▶ PROBLEM DESCRIPTION
Quote the records below in full, exactly as given, with the images taken out.

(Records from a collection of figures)
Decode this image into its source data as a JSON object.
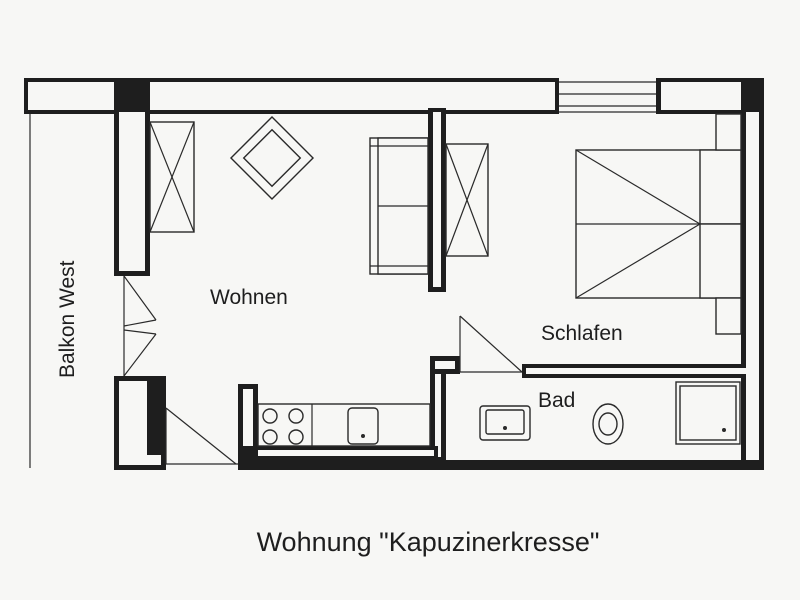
{
  "labels": {
    "balkon": "Balkon West",
    "wohnen": "Wohnen",
    "schlafen": "Schlafen",
    "bad": "Bad"
  },
  "caption": "Wohnung \"Kapuzinerkresse\"",
  "colors": {
    "wall": "#1e1e1e",
    "background": "#f7f7f5"
  }
}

▶ OUTPUT BELOW
Decode this image into its source data as a JSON object.
{
  "labels": {
    "balkon": "Balkon West",
    "wohnen": "Wohnen",
    "schlafen": "Schlafen",
    "bad": "Bad"
  },
  "caption": "Wohnung \"Kapuzinerkresse\"",
  "colors": {
    "wall": "#1e1e1e",
    "background": "#f7f7f5"
  }
}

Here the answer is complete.